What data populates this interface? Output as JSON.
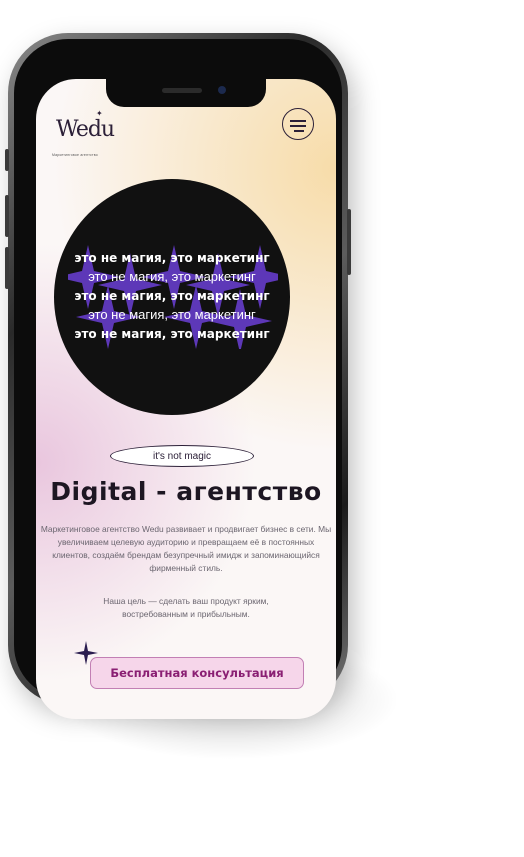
{
  "brand": {
    "logo": "Wedu",
    "tagline": "Маркетинговое агентство"
  },
  "menu_icon": "hamburger-menu-icon",
  "hero": {
    "marquee_lines": [
      "это не магия, это маркетинг",
      "это не магия, это маркетинг",
      "это не магия, это маркетинг",
      "это не магия, это маркетинг",
      "это не магия, это маркетинг"
    ],
    "pill": "it's not magic",
    "title": "Digital - агентство",
    "description": "Маркетинговое агентство Wedu развивает и продвигает бизнес в сети. Мы увеличиваем целевую аудиторию и превращаем её в постоянных клиентов, создаём брендам безупречный имидж и запоминающийся фирменный стиль.",
    "goal": "Наша цель — сделать ваш продукт ярким, востребованным и прибыльным.",
    "cta": "Бесплатная консультация"
  },
  "colors": {
    "accent": "#8a1f73",
    "cta_bg": "#f6d6ea",
    "circle": "#111111",
    "star": "#6b3fd6"
  }
}
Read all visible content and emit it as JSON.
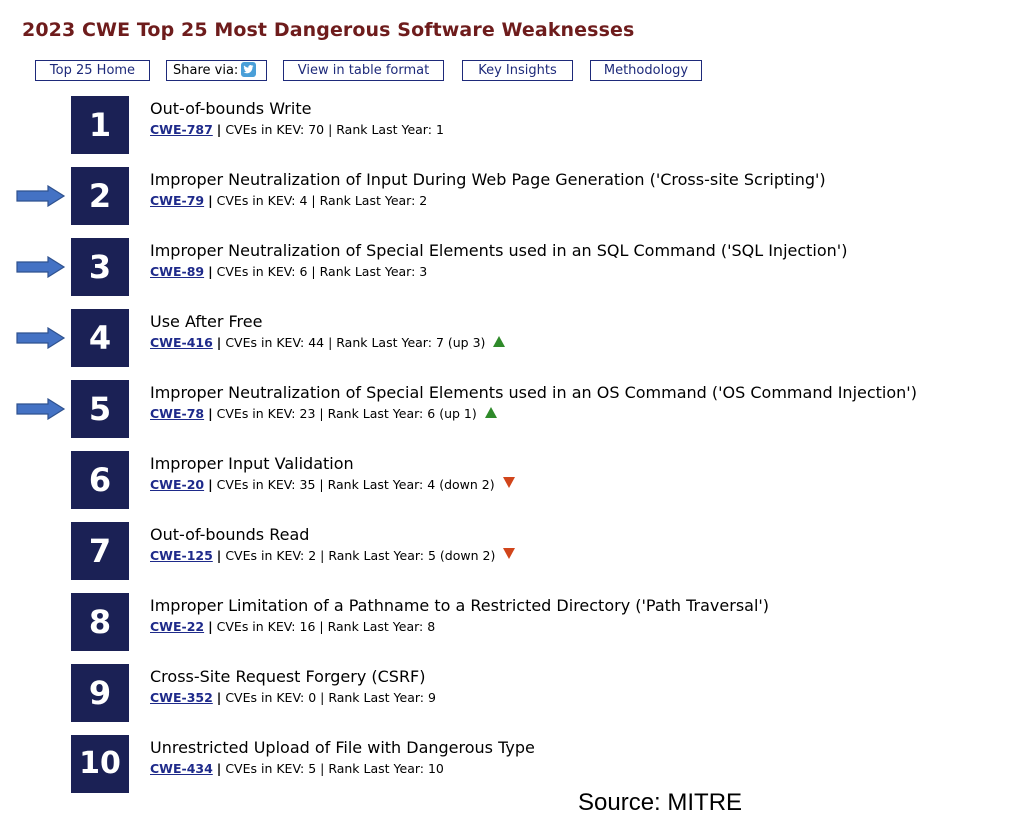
{
  "title": "2023 CWE Top 25 Most Dangerous Software Weaknesses",
  "nav": {
    "home": "Top 25 Home",
    "share": "Share via:",
    "table": "View in table format",
    "insights": "Key Insights",
    "methodology": "Methodology"
  },
  "colors": {
    "title": "#6e1c1c",
    "rank_box": "#1b2155",
    "link": "#1e2a8a",
    "arrow": "#4472c4",
    "up": "#2f8a2a",
    "down": "#d1451b"
  },
  "kev_label": "CVEs in KEV:",
  "last_year_label": "Rank Last Year:",
  "items": [
    {
      "rank": "1",
      "name": "Out-of-bounds Write",
      "cwe": "CWE-787",
      "kev": "70",
      "last_year": "1",
      "change": "",
      "trend": "none",
      "arrow": false
    },
    {
      "rank": "2",
      "name": "Improper Neutralization of Input During Web Page Generation ('Cross-site Scripting')",
      "cwe": "CWE-79",
      "kev": "4",
      "last_year": "2",
      "change": "",
      "trend": "none",
      "arrow": true
    },
    {
      "rank": "3",
      "name": "Improper Neutralization of Special Elements used in an SQL Command ('SQL Injection')",
      "cwe": "CWE-89",
      "kev": "6",
      "last_year": "3",
      "change": "",
      "trend": "none",
      "arrow": true
    },
    {
      "rank": "4",
      "name": "Use After Free",
      "cwe": "CWE-416",
      "kev": "44",
      "last_year": "7",
      "change": "(up 3)",
      "trend": "up",
      "arrow": true
    },
    {
      "rank": "5",
      "name": "Improper Neutralization of Special Elements used in an OS Command ('OS Command Injection')",
      "cwe": "CWE-78",
      "kev": "23",
      "last_year": "6",
      "change": "(up 1)",
      "trend": "up",
      "arrow": true
    },
    {
      "rank": "6",
      "name": "Improper Input Validation",
      "cwe": "CWE-20",
      "kev": "35",
      "last_year": "4",
      "change": "(down 2)",
      "trend": "down",
      "arrow": false
    },
    {
      "rank": "7",
      "name": "Out-of-bounds Read",
      "cwe": "CWE-125",
      "kev": "2",
      "last_year": "5",
      "change": "(down 2)",
      "trend": "down",
      "arrow": false
    },
    {
      "rank": "8",
      "name": "Improper Limitation of a Pathname to a Restricted Directory ('Path Traversal')",
      "cwe": "CWE-22",
      "kev": "16",
      "last_year": "8",
      "change": "",
      "trend": "none",
      "arrow": false
    },
    {
      "rank": "9",
      "name": "Cross-Site Request Forgery (CSRF)",
      "cwe": "CWE-352",
      "kev": "0",
      "last_year": "9",
      "change": "",
      "trend": "none",
      "arrow": false
    },
    {
      "rank": "10",
      "name": "Unrestricted Upload of File with Dangerous Type",
      "cwe": "CWE-434",
      "kev": "5",
      "last_year": "10",
      "change": "",
      "trend": "none",
      "arrow": false
    }
  ],
  "source": "Source: MITRE"
}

━━━━

Instructions for the task ▸
Return all lines with the word "Read" in them.

Task solution ▸
Read all visible content and emit it as JSON.
      "name": "Out-of-bounds Read",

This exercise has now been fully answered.